[begin Materials provided]
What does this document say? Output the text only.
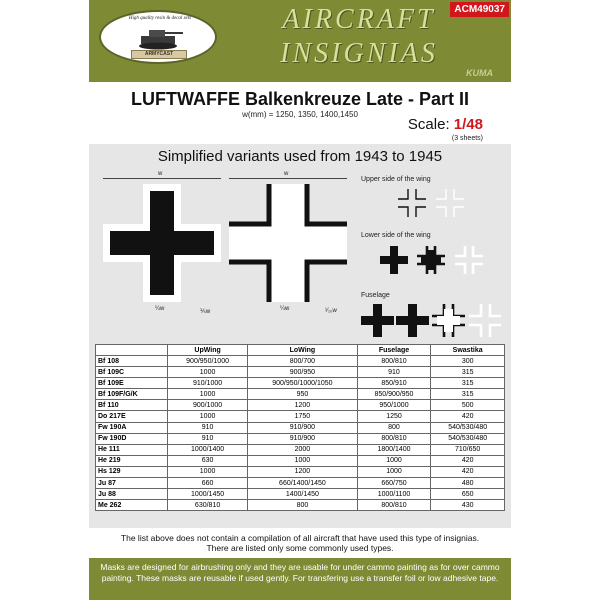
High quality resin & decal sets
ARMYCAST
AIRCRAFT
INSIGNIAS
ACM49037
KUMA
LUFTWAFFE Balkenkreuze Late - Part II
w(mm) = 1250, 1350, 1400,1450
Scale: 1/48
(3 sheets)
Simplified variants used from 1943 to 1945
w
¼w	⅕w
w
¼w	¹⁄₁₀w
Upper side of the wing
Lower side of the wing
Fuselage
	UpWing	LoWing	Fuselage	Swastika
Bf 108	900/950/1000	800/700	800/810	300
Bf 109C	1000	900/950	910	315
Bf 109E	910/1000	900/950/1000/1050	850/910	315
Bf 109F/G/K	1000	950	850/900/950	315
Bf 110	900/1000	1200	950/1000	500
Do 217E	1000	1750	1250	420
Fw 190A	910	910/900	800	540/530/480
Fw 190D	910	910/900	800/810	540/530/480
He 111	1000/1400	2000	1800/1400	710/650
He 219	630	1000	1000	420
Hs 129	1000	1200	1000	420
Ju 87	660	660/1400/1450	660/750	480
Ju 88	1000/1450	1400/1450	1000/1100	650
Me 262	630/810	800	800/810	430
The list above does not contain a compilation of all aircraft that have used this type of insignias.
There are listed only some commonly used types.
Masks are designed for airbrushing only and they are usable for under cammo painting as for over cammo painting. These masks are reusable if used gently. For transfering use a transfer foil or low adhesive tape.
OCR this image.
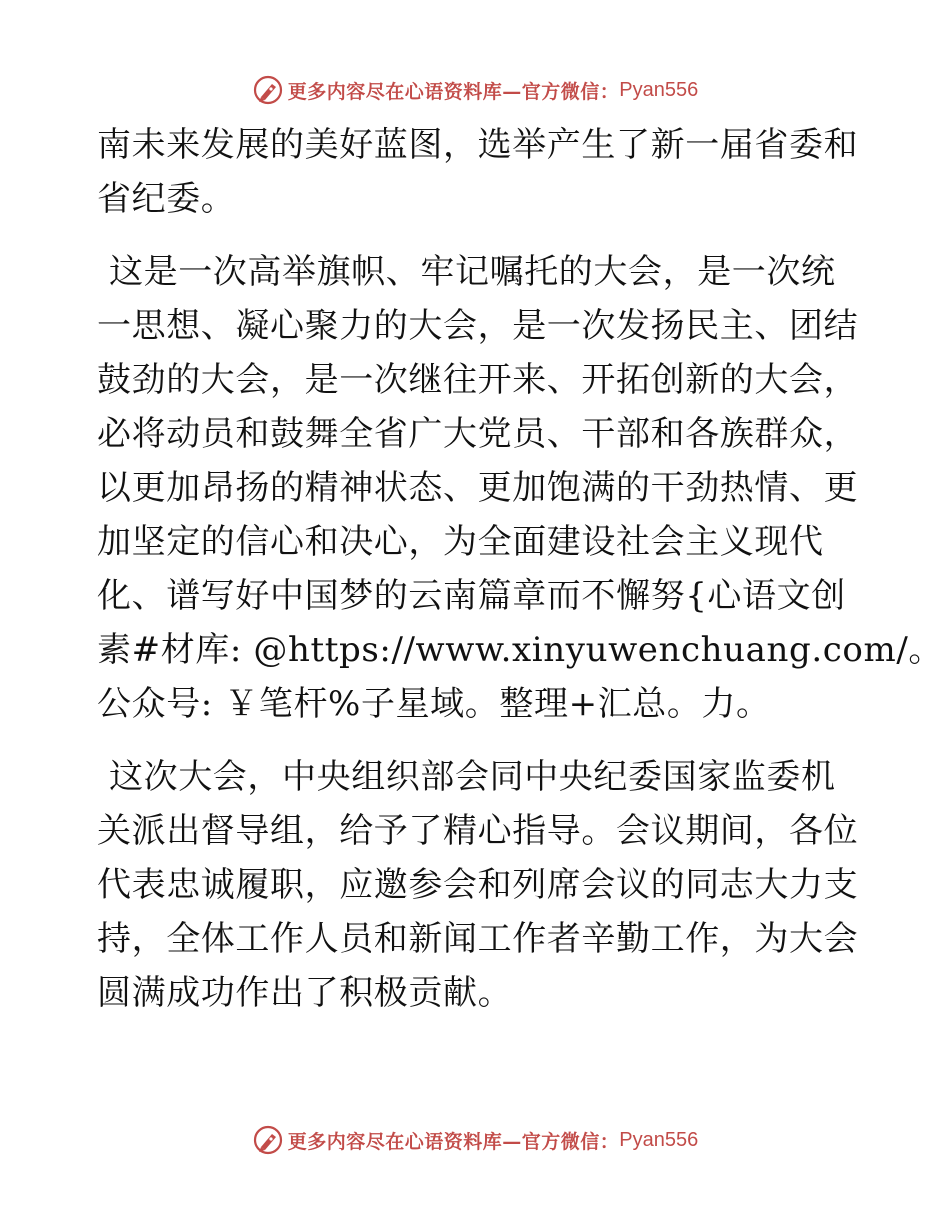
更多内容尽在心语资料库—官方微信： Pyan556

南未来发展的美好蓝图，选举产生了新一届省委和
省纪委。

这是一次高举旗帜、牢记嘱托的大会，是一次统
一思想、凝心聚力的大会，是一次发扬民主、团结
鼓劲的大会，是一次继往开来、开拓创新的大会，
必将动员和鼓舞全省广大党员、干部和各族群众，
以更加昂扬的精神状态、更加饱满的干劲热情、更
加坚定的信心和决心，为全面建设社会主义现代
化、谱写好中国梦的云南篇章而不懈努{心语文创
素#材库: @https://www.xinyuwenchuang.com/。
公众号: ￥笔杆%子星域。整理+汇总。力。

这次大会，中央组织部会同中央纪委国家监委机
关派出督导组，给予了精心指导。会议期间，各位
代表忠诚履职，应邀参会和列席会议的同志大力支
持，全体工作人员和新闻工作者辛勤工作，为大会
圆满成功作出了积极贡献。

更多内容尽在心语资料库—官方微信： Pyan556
[end Materials provided]
[begin Materials provided]
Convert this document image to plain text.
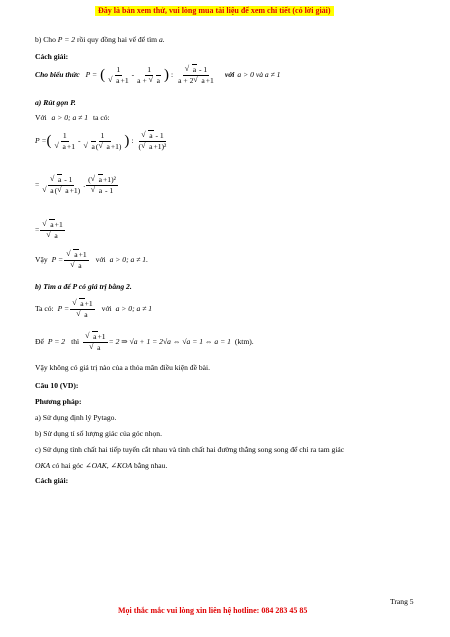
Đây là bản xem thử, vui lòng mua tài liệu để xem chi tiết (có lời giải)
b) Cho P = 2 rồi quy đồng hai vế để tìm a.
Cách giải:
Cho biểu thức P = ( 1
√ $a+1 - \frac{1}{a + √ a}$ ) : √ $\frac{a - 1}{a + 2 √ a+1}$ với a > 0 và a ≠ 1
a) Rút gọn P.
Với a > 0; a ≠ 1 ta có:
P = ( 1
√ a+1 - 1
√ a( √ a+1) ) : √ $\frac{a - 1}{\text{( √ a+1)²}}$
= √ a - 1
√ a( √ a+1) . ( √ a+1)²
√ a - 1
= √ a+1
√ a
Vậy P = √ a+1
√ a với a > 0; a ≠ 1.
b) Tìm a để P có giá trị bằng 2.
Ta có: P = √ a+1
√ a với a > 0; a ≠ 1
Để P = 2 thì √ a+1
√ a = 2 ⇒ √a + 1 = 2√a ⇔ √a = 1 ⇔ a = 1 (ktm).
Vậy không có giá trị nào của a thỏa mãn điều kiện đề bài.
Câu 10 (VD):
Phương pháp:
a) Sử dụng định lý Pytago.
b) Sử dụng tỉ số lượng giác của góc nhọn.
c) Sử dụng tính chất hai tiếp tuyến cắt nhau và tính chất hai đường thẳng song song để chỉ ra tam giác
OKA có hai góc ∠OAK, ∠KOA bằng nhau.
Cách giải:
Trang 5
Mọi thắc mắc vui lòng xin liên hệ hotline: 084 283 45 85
[end Materials provided]
[begin Materials provided]
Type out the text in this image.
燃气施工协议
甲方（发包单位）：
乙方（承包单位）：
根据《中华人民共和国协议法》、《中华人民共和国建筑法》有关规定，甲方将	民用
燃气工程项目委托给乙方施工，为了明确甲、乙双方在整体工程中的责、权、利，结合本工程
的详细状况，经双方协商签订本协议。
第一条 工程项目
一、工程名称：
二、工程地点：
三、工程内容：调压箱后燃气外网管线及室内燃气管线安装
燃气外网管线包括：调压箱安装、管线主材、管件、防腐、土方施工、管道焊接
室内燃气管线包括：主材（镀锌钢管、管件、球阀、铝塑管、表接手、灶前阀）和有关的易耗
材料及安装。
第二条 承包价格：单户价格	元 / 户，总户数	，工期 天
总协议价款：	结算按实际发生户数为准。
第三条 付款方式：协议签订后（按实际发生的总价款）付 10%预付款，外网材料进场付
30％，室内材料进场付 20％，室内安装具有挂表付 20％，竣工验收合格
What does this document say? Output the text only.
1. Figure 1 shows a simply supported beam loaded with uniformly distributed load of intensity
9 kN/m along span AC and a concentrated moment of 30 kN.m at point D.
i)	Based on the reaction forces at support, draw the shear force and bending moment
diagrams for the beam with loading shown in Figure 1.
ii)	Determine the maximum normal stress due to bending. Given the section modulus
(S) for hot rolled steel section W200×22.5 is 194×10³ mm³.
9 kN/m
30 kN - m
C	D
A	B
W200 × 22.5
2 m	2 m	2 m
[end Materials provided]
# What you have to do
Read the entries and show each line that mentions "this".

# Exercise result
What does this document say? Output the text only.
The list above does not contain a compilation of all aircraft that have used this type of insignias.
OCR this image.
Convert this document image to plain text.
Type out the text in this image.
What does this document say? Output the text only.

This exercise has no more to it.